## [Brief]
Your task is to transcribe all of the data below exactly, omitting the images.

>> start The data

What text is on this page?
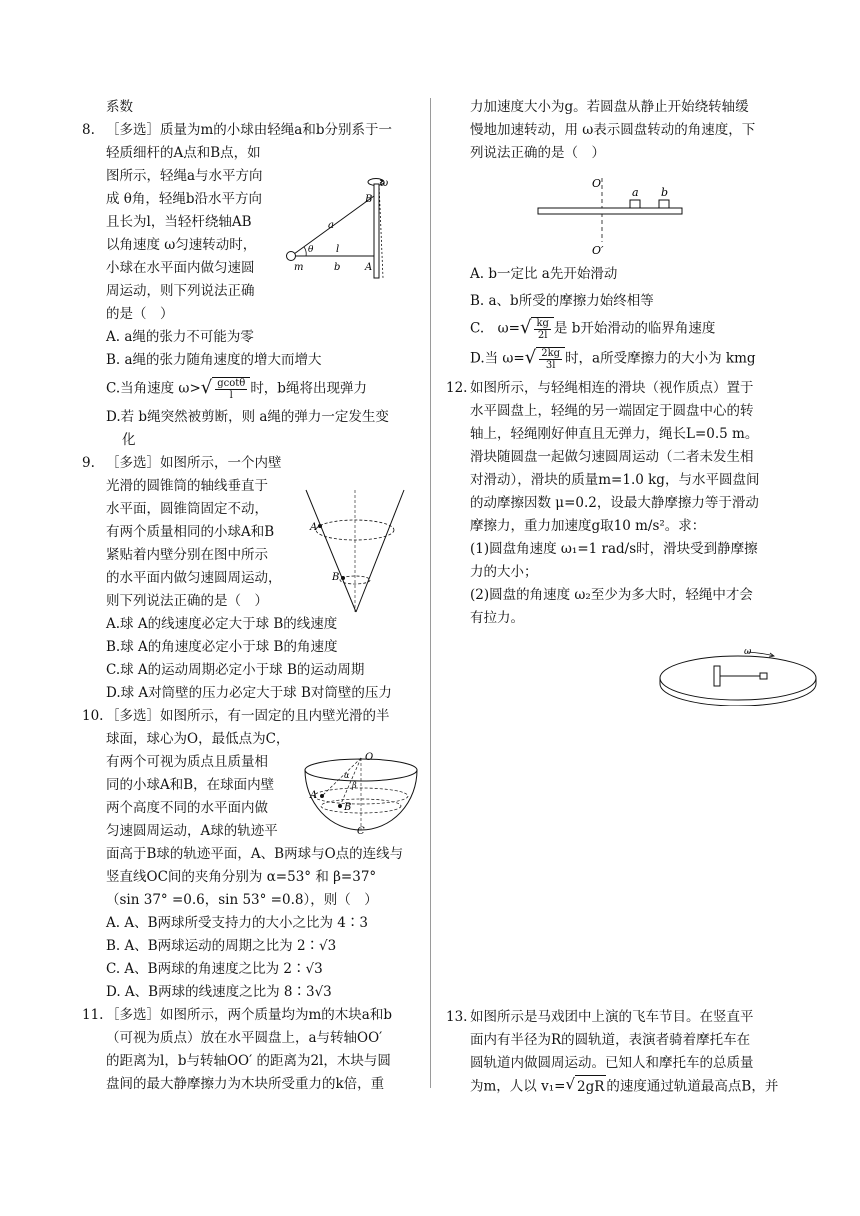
系数

8. ［多选］质量为m的小球由轻绳a和b分别系于一

轻质细杆的A点和B点，如

图所示，轻绳a与水平方向

成 θ角，轻绳b沿水平方向

且长为l，当轻杆绕轴AB

以角速度 ω匀速转动时，

小球在水平面内做匀速圆

周运动，则下列说法正确

的是（　）

A. a绳的张力不可能为零

B. a绳的张力随角速度的增大而增大

C.当角速度 ω> √ $\frac{gcot\theta}{l}$ 时，b绳将出现弹力

D.若 b绳突然被剪断，则 a绳的弹力一定发生变

化

9. ［多选］如图所示，一个内壁

光滑的圆锥筒的轴线垂直于

水平面，圆锥筒固定不动，

有两个质量相同的小球A和B

紧贴着内壁分别在图中所示

的水平面内做匀速圆周运动，

则下列说法正确的是（　）

A.球 A的线速度必定大于球 B的线速度

B.球 A的角速度必定小于球 B的角速度

C.球 A的运动周期必定小于球 B的运动周期

D.球 A对筒壁的压力必定大于球 B对筒壁的压力

10. ［多选］如图所示，有一固定的且内壁光滑的半

球面，球心为O，最低点为C，

有两个可视为质点且质量相

同的小球A和B，在球面内壁

两个高度不同的水平面内做

匀速圆周运动，A球的轨迹平

面高于B球的轨迹平面，A、B两球与O点的连线与

竖直线OC间的夹角分别为 α=53° 和 β=37°

（sin 37° =0.6，sin 53° =0.8），则（　）

A. A、B两球所受支持力的大小之比为 4∶3

B. A、B两球运动的周期之比为 2∶√3

C. A、B两球的角速度之比为 2∶√3

D. A、B两球的线速度之比为 8∶3√3

11. ［多选］如图所示，两个质量均为m的木块a和b

（可视为质点）放在水平圆盘上，a与转轴OO′

的距离为l，b与转轴OO′ 的距离为2l，木块与圆

盘间的最大静摩擦力为木块所受重力的k倍，重

ω
B
a
θ l
m	b A
A
B
O
A
B
C
α
β

力加速度大小为g。若圆盘从静止开始绕转轴缓

慢地加速转动，用 ω表示圆盘转动的角速度，下

列说法正确的是（　）

A. b一定比 a先开始滑动

B. a、b所受的摩擦力始终相等

C.　ω= √ $\frac{kg}{2l}$ 是 b开始滑动的临界角速度

D.当 ω= √ $\frac{2kg}{3l}$ 时，a所受摩擦力的大小为 kmg

12. 如图所示，与轻绳相连的滑块（视作质点）置于

水平圆盘上，轻绳的另一端固定于圆盘中心的转

轴上，轻绳刚好伸直且无弹力，绳长L=0.5 m。

滑块随圆盘一起做匀速圆周运动（二者未发生相

对滑动），滑块的质量m=1.0 kg，与水平圆盘间

的动摩擦因数 μ=0.2，设最大静摩擦力等于滑动

摩擦力，重力加速度g取10 m/s²。求：

(1)圆盘角速度 ω₁=1 rad/s时，滑块受到静摩擦

力的大小；

(2)圆盘的角速度 ω₂至少为多大时，轻绳中才会

有拉力。

O
O′
a b
ω
13. 如图所示是马戏团中上演的飞车节目。在竖直平

面内有半径为R的圆轨道，表演者骑着摩托车在

圆轨道内做圆周运动。已知人和摩托车的总质量

为m，人以 v₁= √ 2gR 的速度通过轨道最高点B，并
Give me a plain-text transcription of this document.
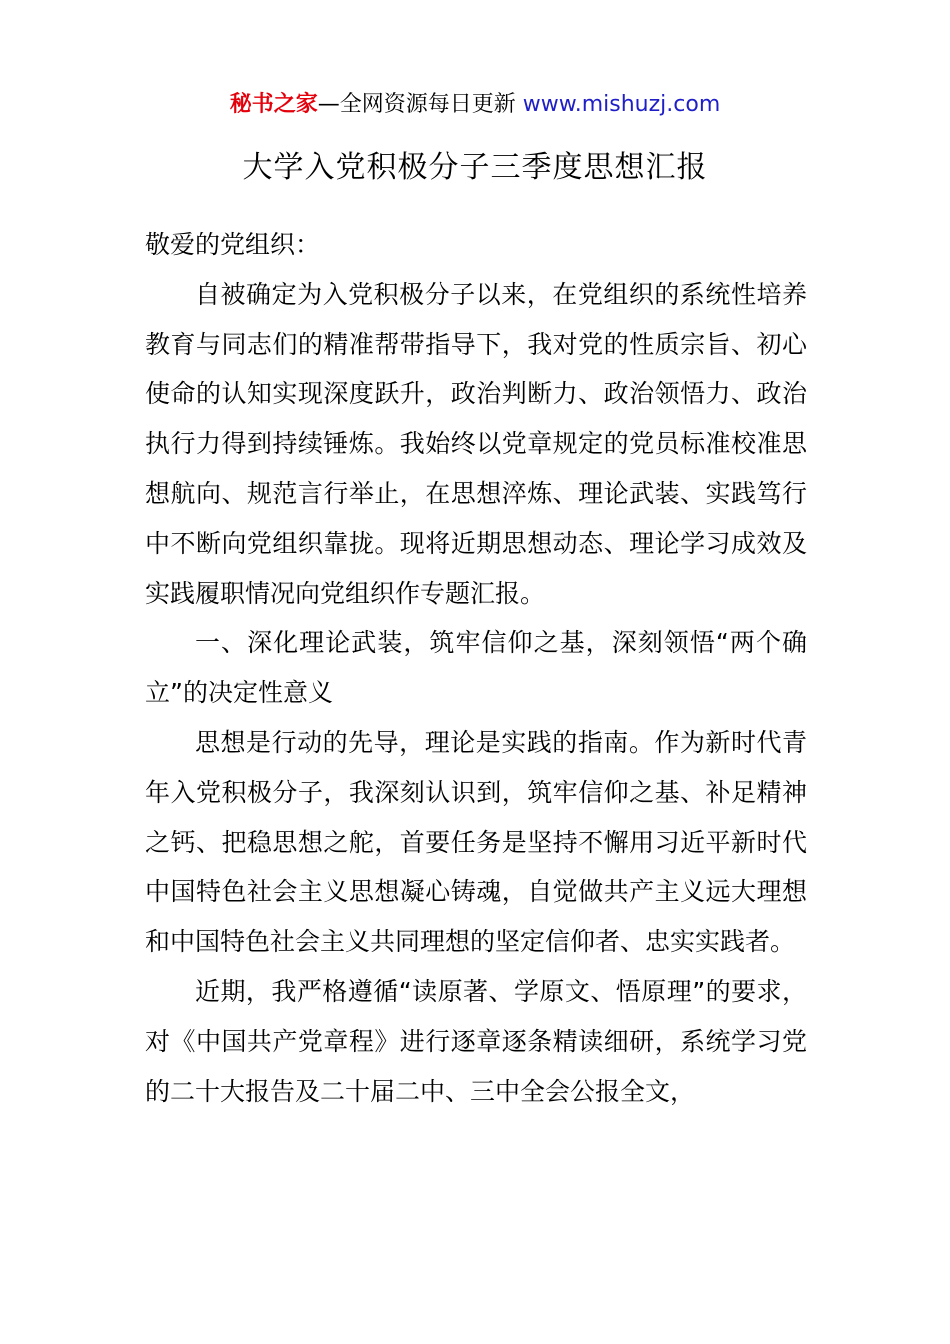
秘书之家—全网资源每日更新 www.mishuzj.com
大学入党积极分子三季度思想汇报

敬爱的党组织：

自被确定为入党积极分子以来，在党组织的系统性培养教育与同志们的精准帮带指导下，我对党的性质宗旨、初心使命的认知实现深度跃升，政治判断力、政治领悟力、政治执行力得到持续锤炼。我始终以党章规定的党员标准校准思想航向、规范言行举止，在思想淬炼、理论武装、实践笃行中不断向党组织靠拢。现将近期思想动态、理论学习成效及实践履职情况向党组织作专题汇报。

一、深化理论武装，筑牢信仰之基，深刻领悟“两个确立”的决定性意义

思想是行动的先导，理论是实践的指南。作为新时代青年入党积极分子，我深刻认识到，筑牢信仰之基、补足精神之钙、把稳思想之舵，首要任务是坚持不懈用习近平新时代中国特色社会主义思想凝心铸魂，自觉做共产主义远大理想和中国特色社会主义共同理想的坚定信仰者、忠实实践者。

近期，我严格遵循“读原著、学原文、悟原理”的要求，对《中国共产党章程》进行逐章逐条精读细研，系统学习党的二十大报告及二十届二中、三中全会公报全文，
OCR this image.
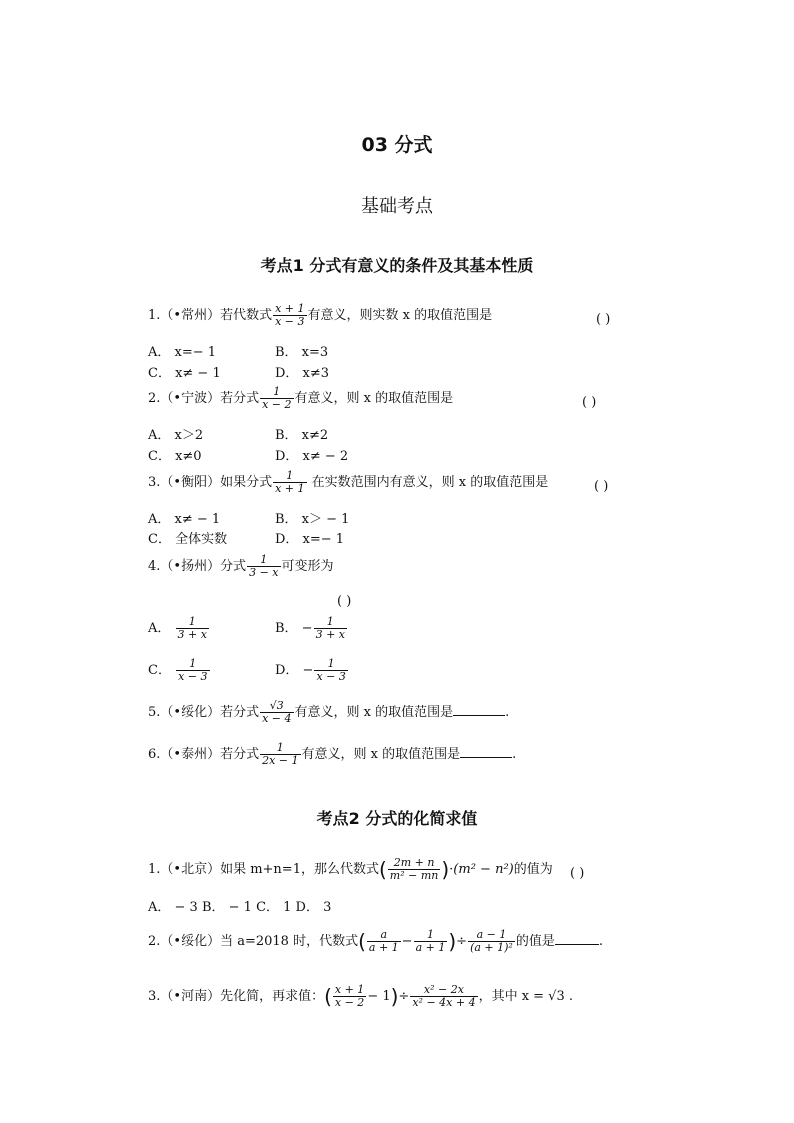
03 分式
基础考点
考点1 分式有意义的条件及其基本性质
1.（•常州）若代数式 $\frac{x + 1}{x - 3}$ 有意义，则实数 x 的取值范围是	( )
A． x=− 1	B． x=3
C． x≠ − 1	D． x≠3
2.（•宁波）若分式 $\frac{1}{x - 2}$ 有意义，则 x 的取值范围是	( )
A． x＞2	B． x≠2
C． x≠0	D． x≠ − 2
3.（•衡阳）如果分式 $\frac{1}{x + 1}$ 在实数范围内有意义，则 x 的取值范围是	( )
A． x≠ − 1	B． x＞ − 1
C． 全体实数	D． x=− 1
4.（•扬州）分式 $\frac{1}{3 - x}$ 可变形为
( )
A． $\frac{1}{3 + x}$	B． − $\frac{1}{3 + x}$
C． $\frac{1}{x - 3}$	D． − $\frac{1}{x - 3}$
5.（•绥化）若分式 $\frac{√3}{x - 4}$ 有意义，则 x 的取值范围是	.
6.（•泰州）若分式 $\frac{1}{2x - 1}$ 有意义，则 x 的取值范围是	.
考点2 分式的化简求值
1.（•北京）如果 m+n=1，那么代数式( $\frac{2m + n}{\text{m² − mn}} )\cdot(m^2 - n^2)$的值为 ( )
A． − 3 B． − 1 C． 1 D． 3
2.（•绥化）当 a=2018 时，代数式( $\frac{a}{a + 1} - \frac{1}{a + 1}$ )÷ $\frac{a - 1}{\text{(a + 1)²}}$ 的值是	.
3.（•河南）先化简，再求值：( $\frac{x + 1}{x - 2} - 1)\div \frac{\text{x² − 2x}}{\text{x² − 4x + 4}}$ ，其中 x = √3 .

>> end The data

## [Answer in full]
What text is on this page?
系数

8. ［多选］质量为m的小球由轻绳a和b分别系于一

轻质细杆的A点和B点，如

图所示，轻绳a与水平方向

成 θ角，轻绳b沿水平方向

且长为l，当轻杆绕轴AB

以角速度 ω匀速转动时，

小球在水平面内做匀速圆

周运动，则下列说法正确

的是（　）

A. a绳的张力不可能为零

B. a绳的张力随角速度的增大而增大

C.当角速度 ω> √ $\frac{gcot\theta}{l}$ 时，b绳将出现弹力

D.若 b绳突然被剪断，则 a绳的弹力一定发生变

化

9. ［多选］如图所示，一个内壁

光滑的圆锥筒的轴线垂直于

水平面，圆锥筒固定不动，

有两个质量相同的小球A和B

紧贴着内壁分别在图中所示

的水平面内做匀速圆周运动，

则下列说法正确的是（　）

A.球 A的线速度必定大于球 B的线速度

B.球 A的角速度必定小于球 B的角速度

C.球 A的运动周期必定小于球 B的运动周期

D.球 A对筒壁的压力必定大于球 B对筒壁的压力

10. ［多选］如图所示，有一固定的且内壁光滑的半

球面，球心为O，最低点为C，

有两个可视为质点且质量相

同的小球A和B，在球面内壁

两个高度不同的水平面内做

匀速圆周运动，A球的轨迹平

面高于B球的轨迹平面，A、B两球与O点的连线与

竖直线OC间的夹角分别为 α=53° 和 β=37°

（sin 37° =0.6，sin 53° =0.8），则（　）

A. A、B两球所受支持力的大小之比为 4∶3

B. A、B两球运动的周期之比为 2∶√3

C. A、B两球的角速度之比为 2∶√3

D. A、B两球的线速度之比为 8∶3√3

11. ［多选］如图所示，两个质量均为m的木块a和b

（可视为质点）放在水平圆盘上，a与转轴OO′

的距离为l，b与转轴OO′ 的距离为2l，木块与圆

盘间的最大静摩擦力为木块所受重力的k倍，重

ω
B
a
θ l
m	b A
A
B
O
A
B
C
α
β

力加速度大小为g。若圆盘从静止开始绕转轴缓

慢地加速转动，用 ω表示圆盘转动的角速度，下

列说法正确的是（　）

A. b一定比 a先开始滑动

B. a、b所受的摩擦力始终相等

C.　ω= √ $\frac{kg}{2l}$ 是 b开始滑动的临界角速度

D.当 ω= √ $\frac{2kg}{3l}$ 时，a所受摩擦力的大小为 kmg

12. 如图所示，与轻绳相连的滑块（视作质点）置于

水平圆盘上，轻绳的另一端固定于圆盘中心的转

轴上，轻绳刚好伸直且无弹力，绳长L=0.5 m。

滑块随圆盘一起做匀速圆周运动（二者未发生相

对滑动），滑块的质量m=1.0 kg，与水平圆盘间

的动摩擦因数 μ=0.2，设最大静摩擦力等于滑动

摩擦力，重力加速度g取10 m/s²。求：

(1)圆盘角速度 ω₁=1 rad/s时，滑块受到静摩擦

力的大小；

(2)圆盘的角速度 ω₂至少为多大时，轻绳中才会

有拉力。

O
O′
a b
ω
13. 如图所示是马戏团中上演的飞车节目。在竖直平

面内有半径为R的圆轨道，表演者骑着摩托车在

圆轨道内做圆周运动。已知人和摩托车的总质量

为m，人以 v₁= √ 2gR 的速度通过轨道最高点B，并
Give me a plain-text transcription of this document.
秘书之家—全网资源每日更新 www.mishuzj.com
大学入党积极分子三季度思想汇报

敬爱的党组织：

自被确定为入党积极分子以来，在党组织的系统性培养教育与同志们的精准帮带指导下，我对党的性质宗旨、初心使命的认知实现深度跃升，政治判断力、政治领悟力、政治执行力得到持续锤炼。我始终以党章规定的党员标准校准思想航向、规范言行举止，在思想淬炼、理论武装、实践笃行中不断向党组织靠拢。现将近期思想动态、理论学习成效及实践履职情况向党组织作专题汇报。

一、深化理论武装，筑牢信仰之基，深刻领悟“两个确立”的决定性意义

思想是行动的先导，理论是实践的指南。作为新时代青年入党积极分子，我深刻认识到，筑牢信仰之基、补足精神之钙、把稳思想之舵，首要任务是坚持不懈用习近平新时代中国特色社会主义思想凝心铸魂，自觉做共产主义远大理想和中国特色社会主义共同理想的坚定信仰者、忠实实践者。

近期，我严格遵循“读原著、学原文、悟原理”的要求，对《中国共产党章程》进行逐章逐条精读细研，系统学习党的二十大报告及二十届二中、三中全会公报全文，
OCR this image.
03 分式
基础考点
考点1 分式有意义的条件及其基本性质
1.（•常州）若代数式 $\frac{x + 1}{x - 3}$ 有意义，则实数 x 的取值范围是	( )
A． x=− 1	B． x=3
C． x≠ − 1	D． x≠3
2.（•宁波）若分式 $\frac{1}{x - 2}$ 有意义，则 x 的取值范围是	( )
A． x＞2	B． x≠2
C． x≠0	D． x≠ − 2
3.（•衡阳）如果分式 $\frac{1}{x + 1}$ 在实数范围内有意义，则 x 的取值范围是	( )
A． x≠ − 1	B． x＞ − 1
C． 全体实数	D． x=− 1
4.（•扬州）分式 $\frac{1}{3 - x}$ 可变形为
( )
A． $\frac{1}{3 + x}$	B． − $\frac{1}{3 + x}$
C． $\frac{1}{x - 3}$	D． − $\frac{1}{x - 3}$
5.（•绥化）若分式 $\frac{√3}{x - 4}$ 有意义，则 x 的取值范围是	.
6.（•泰州）若分式 $\frac{1}{2x - 1}$ 有意义，则 x 的取值范围是	.
考点2 分式的化简求值
1.（•北京）如果 m+n=1，那么代数式( $\frac{2m + n}{\text{m² − mn}} )\cdot(m^2 - n^2)$的值为 ( )
A． − 3 B． − 1 C． 1 D． 3
2.（•绥化）当 a=2018 时，代数式( $\frac{a}{a + 1} - \frac{1}{a + 1}$ )÷ $\frac{a - 1}{\text{(a + 1)²}}$ 的值是	.
3.（•河南）先化简，再求值：( $\frac{x + 1}{x - 2} - 1)\div \frac{\text{x² − 2x}}{\text{x² − 4x + 4}}$ ，其中 x = √3 .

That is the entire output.